[Data records]
--------

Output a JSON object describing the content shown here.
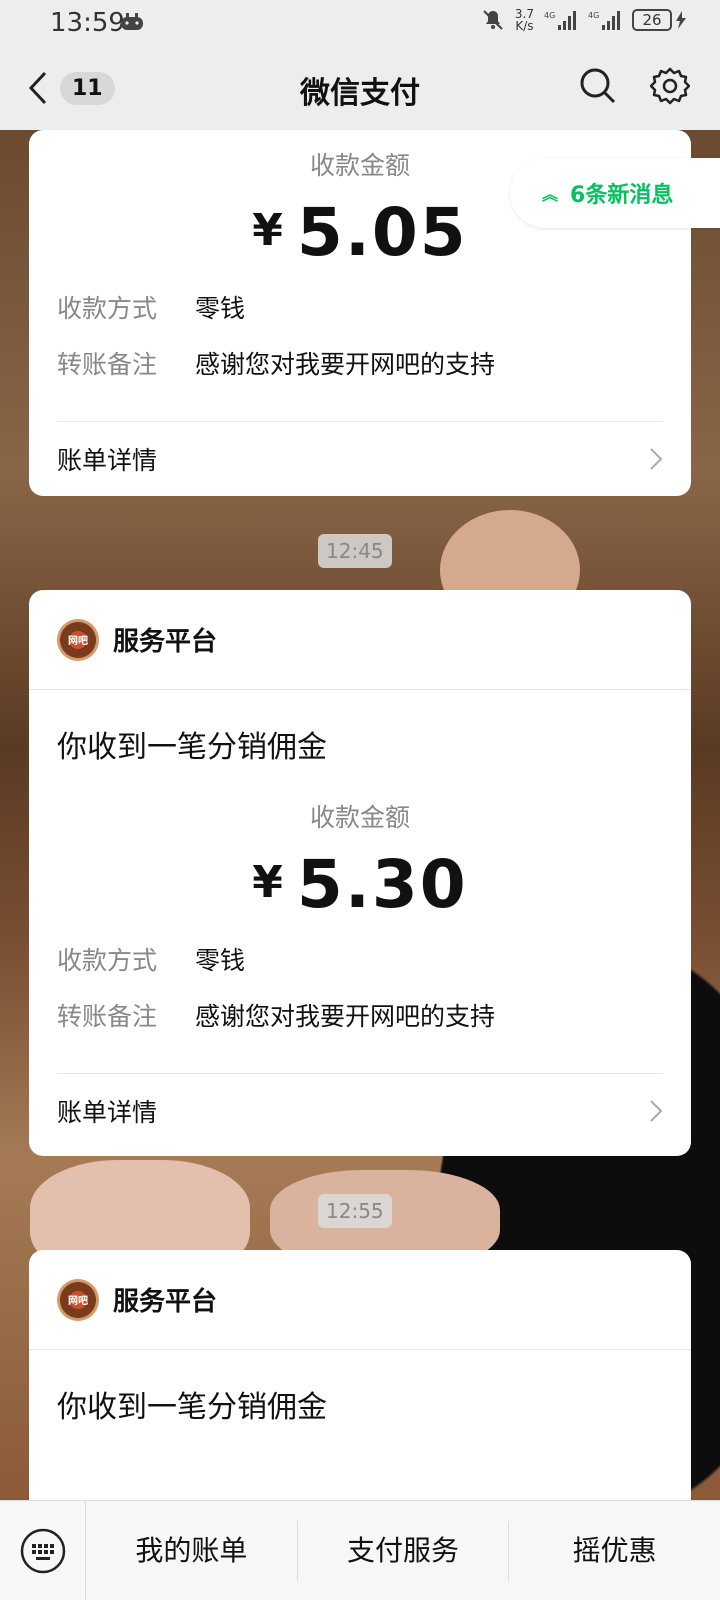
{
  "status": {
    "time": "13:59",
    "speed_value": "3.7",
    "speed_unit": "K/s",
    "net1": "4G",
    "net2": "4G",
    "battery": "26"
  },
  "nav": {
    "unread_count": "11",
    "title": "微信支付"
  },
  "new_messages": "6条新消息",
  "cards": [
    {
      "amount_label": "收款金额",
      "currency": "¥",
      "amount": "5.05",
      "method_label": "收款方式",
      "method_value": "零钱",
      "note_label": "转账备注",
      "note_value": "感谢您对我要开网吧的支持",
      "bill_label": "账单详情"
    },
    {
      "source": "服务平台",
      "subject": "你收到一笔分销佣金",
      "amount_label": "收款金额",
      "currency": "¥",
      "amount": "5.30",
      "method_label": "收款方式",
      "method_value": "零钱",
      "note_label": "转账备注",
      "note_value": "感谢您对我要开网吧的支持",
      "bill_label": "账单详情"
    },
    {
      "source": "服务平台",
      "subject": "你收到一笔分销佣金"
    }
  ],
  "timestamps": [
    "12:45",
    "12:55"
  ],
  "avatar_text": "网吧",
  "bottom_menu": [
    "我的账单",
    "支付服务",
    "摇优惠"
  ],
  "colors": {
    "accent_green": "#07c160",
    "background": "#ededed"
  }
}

--------

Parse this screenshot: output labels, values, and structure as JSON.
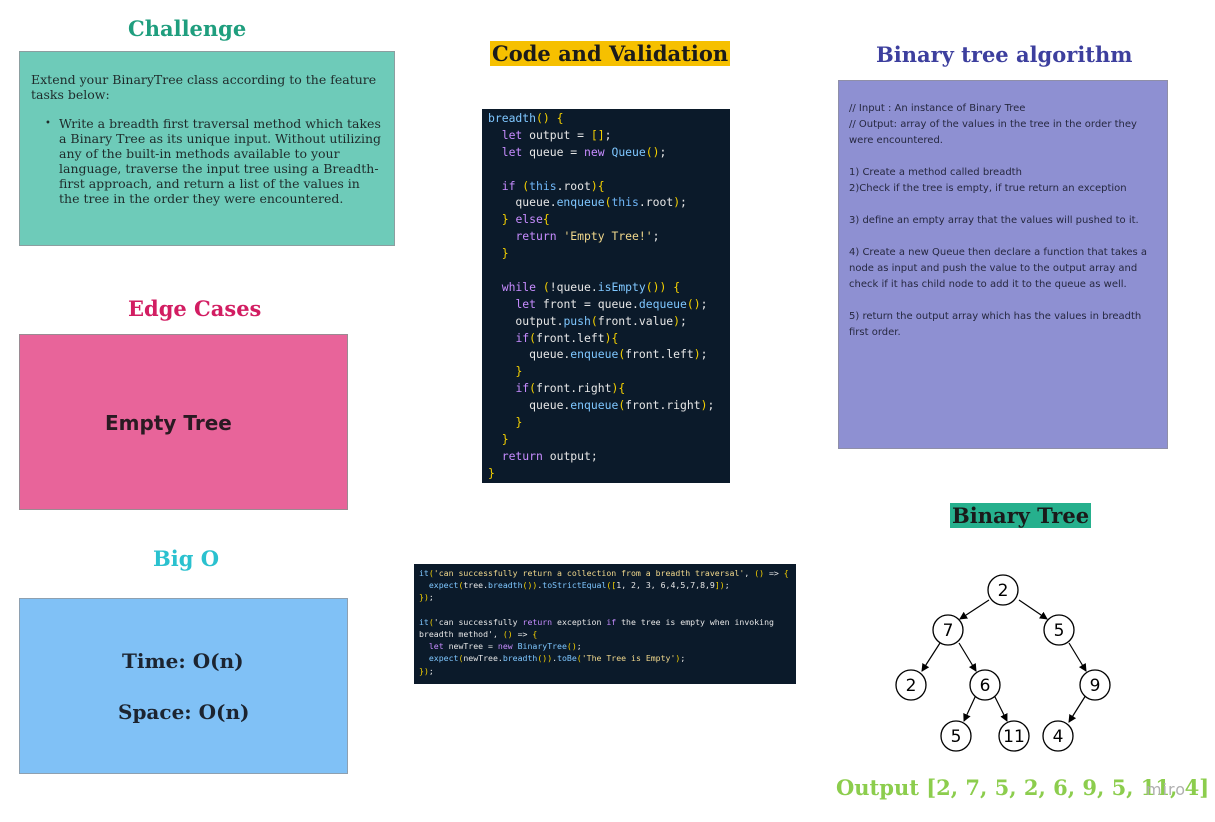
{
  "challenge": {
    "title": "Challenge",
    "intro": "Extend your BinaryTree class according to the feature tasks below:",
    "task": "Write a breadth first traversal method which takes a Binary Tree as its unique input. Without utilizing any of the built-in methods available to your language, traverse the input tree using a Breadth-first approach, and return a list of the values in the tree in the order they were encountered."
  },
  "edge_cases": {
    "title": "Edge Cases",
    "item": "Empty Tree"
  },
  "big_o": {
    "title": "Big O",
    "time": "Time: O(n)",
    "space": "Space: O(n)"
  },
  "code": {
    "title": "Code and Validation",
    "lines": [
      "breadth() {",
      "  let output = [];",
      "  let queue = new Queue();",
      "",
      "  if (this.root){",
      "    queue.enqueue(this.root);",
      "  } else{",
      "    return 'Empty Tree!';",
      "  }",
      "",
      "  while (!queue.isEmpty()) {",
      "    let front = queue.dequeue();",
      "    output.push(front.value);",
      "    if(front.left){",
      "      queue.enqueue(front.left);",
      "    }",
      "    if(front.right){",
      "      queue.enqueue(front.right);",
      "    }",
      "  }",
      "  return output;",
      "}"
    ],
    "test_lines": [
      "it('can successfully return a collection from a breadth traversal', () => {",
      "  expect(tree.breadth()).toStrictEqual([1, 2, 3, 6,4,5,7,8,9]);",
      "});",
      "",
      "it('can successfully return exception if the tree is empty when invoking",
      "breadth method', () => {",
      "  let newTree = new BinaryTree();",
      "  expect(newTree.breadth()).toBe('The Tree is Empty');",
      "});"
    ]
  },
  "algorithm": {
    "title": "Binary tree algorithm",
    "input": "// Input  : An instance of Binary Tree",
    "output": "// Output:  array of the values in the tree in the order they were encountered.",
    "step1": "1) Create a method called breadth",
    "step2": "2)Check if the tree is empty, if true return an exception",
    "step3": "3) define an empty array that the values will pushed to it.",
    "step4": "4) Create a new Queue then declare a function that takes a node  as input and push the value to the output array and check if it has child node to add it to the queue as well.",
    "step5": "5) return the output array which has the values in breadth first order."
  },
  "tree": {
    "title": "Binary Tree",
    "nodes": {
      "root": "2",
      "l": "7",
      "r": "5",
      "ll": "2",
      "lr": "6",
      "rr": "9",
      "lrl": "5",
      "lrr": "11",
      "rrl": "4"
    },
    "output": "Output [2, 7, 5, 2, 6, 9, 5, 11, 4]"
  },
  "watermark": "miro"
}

--------

Give the count of lines in the records that contain "JSON", and no other text.

2